Santa Cruz County History - In the 20th Century



Notes on the 1906 Aerial Panorama of Santa Cruz by George Lawrence
by Peter Nurkse

Panoramic photo of Santa Cruz in 1906
Photograph courtesy of the Library of Congress

This panorama of Santa Cruz in the summer of 1906 seems to have some insight into the spirit of the place. It is not a typical promotional or resort picture of sun and surf, as you can see from the overcast sky and the mist in the air. It shows a small community captured between the mountains and the curve of the ocean. The ocean itself takes up about half of the picture, emphasizing the natural environment of Santa Cruz. It could be called a profound picture of Santa Cruz, because it shows Santa Cruz as people who live here know it, as a smaller community, somewhat isolated and different too, with some characteristic depth and feeling. Almost like a portrait of a person, but capturing a community.

This photograph was taken by George Lawrence, an early aerial photographer. Mr. Lawrence began taking pictures from balloons. After falling out of one balloon over two hundred feet into the Chicago stockyards, bouncing off wires on the way down, and a second similar mishap over Minneapolis, he developed a method of keeping his feet on the ground--hauling his cameras up above with a train of kites.

George Lawrence was partial to big negatives and big cameras. He built one camera that weighed close to a ton (1400 lbs), which produced a negative eight feet long, still to this day the largest camera ever built, and also the largest negative as well. For aerial photography, he developed a lightweight version, only about 50 lbs in weight, which he lifted up with a string of as many as seventeen kites pulling together on a pair of steel wires. His aerial cameras had a curved film plane, and took a negative four feet wide, the largest negative ever used in aerial photography.

Although George was based in the Midwest, when he heard of the 1906 earthquake he recognized a business opportunity. He brought all his equipment out to California, and took a series of aerial pictures of the ruins of San Francisco. One of those pictures is included in Beaumont Newhall's book, Airborne Camera . Then he took time to travel around the area, and made more panoramic views of San Jose, Salinas, and Pacific Grove, as well as this picture of Santa Cruz.

■ **WRITTEN TASK A**:
Copy the records word for word, starting at their first line and stopping after the line that contains "- gradient-label: 6.2%: [50, 381, 78, 394]".
The text and the records that come after it are from different sources.

■ **DATA ENTRIES**:
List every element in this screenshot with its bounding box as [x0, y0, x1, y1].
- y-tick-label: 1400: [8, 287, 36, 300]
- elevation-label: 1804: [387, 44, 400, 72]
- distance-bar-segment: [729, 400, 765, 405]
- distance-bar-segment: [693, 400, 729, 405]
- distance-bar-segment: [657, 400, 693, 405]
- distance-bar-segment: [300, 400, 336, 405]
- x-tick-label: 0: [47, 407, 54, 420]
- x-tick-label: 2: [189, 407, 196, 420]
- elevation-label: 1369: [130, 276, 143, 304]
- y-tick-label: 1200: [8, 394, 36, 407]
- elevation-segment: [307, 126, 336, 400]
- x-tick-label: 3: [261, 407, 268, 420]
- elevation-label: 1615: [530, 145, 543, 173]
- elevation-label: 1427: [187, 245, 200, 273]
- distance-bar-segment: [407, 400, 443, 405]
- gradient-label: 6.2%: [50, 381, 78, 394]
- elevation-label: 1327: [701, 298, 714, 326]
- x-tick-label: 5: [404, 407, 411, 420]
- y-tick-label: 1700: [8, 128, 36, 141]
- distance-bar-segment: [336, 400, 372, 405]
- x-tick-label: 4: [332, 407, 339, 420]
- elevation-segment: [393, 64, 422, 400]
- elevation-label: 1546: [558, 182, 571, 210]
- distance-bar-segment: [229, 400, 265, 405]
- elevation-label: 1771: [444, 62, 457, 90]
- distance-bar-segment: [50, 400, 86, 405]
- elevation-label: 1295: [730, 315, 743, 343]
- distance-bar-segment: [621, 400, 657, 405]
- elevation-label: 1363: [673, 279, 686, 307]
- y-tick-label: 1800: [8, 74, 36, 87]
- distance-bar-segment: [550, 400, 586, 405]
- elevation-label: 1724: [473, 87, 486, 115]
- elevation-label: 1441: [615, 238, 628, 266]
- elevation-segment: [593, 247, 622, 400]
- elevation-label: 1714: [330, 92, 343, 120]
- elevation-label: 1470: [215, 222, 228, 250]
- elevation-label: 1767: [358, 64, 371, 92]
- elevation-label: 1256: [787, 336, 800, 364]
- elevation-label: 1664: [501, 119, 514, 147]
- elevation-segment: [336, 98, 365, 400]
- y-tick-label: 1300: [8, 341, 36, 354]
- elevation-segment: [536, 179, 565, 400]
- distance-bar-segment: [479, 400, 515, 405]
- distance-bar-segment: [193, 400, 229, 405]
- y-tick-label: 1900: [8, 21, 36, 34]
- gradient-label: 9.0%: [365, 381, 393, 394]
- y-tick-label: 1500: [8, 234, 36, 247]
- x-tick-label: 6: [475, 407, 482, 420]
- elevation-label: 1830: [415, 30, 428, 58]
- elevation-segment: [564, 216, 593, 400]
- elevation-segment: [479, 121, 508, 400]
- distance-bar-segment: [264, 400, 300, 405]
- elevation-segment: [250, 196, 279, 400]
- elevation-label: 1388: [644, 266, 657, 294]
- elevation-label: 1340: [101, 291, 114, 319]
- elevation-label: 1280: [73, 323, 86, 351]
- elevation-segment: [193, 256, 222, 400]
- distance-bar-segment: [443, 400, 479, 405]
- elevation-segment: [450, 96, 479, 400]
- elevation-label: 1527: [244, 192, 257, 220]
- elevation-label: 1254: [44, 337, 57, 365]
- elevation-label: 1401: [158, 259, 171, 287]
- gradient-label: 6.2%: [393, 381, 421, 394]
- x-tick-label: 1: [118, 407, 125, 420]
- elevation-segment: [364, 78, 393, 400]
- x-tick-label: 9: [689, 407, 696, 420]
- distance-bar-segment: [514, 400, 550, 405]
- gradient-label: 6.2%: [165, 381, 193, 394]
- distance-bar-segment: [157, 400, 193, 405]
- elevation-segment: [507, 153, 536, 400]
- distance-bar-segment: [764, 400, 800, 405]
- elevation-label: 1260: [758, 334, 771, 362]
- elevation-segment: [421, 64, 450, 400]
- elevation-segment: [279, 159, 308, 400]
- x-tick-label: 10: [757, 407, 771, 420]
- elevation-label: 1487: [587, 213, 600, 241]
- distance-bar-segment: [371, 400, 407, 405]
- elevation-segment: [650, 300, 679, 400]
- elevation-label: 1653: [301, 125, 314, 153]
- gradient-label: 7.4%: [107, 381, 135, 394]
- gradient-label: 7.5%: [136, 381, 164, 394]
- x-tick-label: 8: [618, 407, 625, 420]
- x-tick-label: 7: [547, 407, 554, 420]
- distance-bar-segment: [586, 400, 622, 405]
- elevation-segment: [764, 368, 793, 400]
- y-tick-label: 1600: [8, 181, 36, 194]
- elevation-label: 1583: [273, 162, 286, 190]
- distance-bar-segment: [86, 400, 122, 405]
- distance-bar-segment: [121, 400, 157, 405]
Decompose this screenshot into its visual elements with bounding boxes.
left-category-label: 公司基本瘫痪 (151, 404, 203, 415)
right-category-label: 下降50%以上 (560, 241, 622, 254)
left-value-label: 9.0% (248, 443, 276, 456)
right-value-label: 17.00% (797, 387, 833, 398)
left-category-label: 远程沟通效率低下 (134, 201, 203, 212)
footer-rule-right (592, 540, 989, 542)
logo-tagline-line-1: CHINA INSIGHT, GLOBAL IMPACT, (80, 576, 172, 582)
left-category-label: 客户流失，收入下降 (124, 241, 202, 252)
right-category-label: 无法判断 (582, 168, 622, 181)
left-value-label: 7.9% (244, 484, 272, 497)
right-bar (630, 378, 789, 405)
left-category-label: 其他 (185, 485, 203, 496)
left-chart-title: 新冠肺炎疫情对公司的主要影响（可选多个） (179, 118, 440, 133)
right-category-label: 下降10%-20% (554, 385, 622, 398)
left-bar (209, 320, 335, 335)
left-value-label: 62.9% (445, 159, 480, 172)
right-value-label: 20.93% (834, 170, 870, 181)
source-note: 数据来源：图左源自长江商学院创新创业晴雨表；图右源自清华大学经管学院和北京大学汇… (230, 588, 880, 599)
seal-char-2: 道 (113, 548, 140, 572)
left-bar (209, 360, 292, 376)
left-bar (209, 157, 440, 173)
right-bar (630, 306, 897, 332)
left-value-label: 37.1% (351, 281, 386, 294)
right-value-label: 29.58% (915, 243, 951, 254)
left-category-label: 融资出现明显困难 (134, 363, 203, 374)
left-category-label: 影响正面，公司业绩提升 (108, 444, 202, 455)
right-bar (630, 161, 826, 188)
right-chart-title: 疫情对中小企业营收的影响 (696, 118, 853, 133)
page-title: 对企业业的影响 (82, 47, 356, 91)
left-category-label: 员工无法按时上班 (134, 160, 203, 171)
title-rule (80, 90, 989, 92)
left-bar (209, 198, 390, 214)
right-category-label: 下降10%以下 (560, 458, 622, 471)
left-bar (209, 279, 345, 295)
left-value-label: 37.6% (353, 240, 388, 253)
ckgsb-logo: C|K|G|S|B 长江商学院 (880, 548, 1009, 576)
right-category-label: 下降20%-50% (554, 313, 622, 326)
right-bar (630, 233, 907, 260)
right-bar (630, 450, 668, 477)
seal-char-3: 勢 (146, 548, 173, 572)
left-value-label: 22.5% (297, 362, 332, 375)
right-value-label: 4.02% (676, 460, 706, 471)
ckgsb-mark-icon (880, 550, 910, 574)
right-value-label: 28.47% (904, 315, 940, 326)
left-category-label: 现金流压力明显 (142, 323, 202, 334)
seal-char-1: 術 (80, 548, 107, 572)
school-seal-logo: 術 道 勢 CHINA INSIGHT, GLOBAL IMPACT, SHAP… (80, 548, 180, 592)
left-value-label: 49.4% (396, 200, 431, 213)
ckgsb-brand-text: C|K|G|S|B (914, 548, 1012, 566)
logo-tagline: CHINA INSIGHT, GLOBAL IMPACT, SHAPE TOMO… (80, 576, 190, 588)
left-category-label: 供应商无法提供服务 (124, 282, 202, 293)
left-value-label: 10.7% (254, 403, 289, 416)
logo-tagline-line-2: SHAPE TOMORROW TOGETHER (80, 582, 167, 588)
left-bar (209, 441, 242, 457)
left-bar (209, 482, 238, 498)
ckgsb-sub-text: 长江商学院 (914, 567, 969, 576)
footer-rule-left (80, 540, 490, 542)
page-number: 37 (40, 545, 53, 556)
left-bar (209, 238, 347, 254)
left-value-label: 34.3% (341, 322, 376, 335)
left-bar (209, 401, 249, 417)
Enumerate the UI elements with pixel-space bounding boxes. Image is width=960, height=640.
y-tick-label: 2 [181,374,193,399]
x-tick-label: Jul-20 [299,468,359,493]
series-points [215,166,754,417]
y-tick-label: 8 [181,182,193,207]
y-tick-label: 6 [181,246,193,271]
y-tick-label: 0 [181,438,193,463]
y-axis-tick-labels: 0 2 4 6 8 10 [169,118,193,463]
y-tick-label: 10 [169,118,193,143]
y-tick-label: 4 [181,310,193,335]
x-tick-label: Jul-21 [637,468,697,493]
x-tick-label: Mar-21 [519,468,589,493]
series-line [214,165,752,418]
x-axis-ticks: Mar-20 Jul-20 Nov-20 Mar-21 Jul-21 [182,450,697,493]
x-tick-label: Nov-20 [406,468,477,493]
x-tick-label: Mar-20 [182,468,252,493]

■ **WRITTEN TASK B**:
List every city named in the article on the 1906 Santa Cruz panorama.

■ **COMPLETE RESPONSE A**:
List every element in this screenshot with its bounding box as [x0, y0, x1, y1].
- y-tick-label: 1400: [8, 287, 36, 300]
- elevation-label: 1804: [387, 44, 400, 72]
- distance-bar-segment: [729, 400, 765, 405]
- distance-bar-segment: [693, 400, 729, 405]
- distance-bar-segment: [657, 400, 693, 405]
- distance-bar-segment: [300, 400, 336, 405]
- x-tick-label: 0: [47, 407, 54, 420]
- x-tick-label: 2: [189, 407, 196, 420]
- elevation-label: 1369: [130, 276, 143, 304]
- y-tick-label: 1200: [8, 394, 36, 407]
- elevation-segment: [307, 126, 336, 400]
- x-tick-label: 3: [261, 407, 268, 420]
- elevation-label: 1615: [530, 145, 543, 173]
- elevation-label: 1427: [187, 245, 200, 273]
- distance-bar-segment: [407, 400, 443, 405]
- gradient-label: 6.2%: [50, 381, 78, 394]

■ **COMPLETE RESPONSE B**:
- Santa Cruz
- Chicago
- Minneapolis
- San Francisco
- San Jose
- Salinas
- Pacific Grove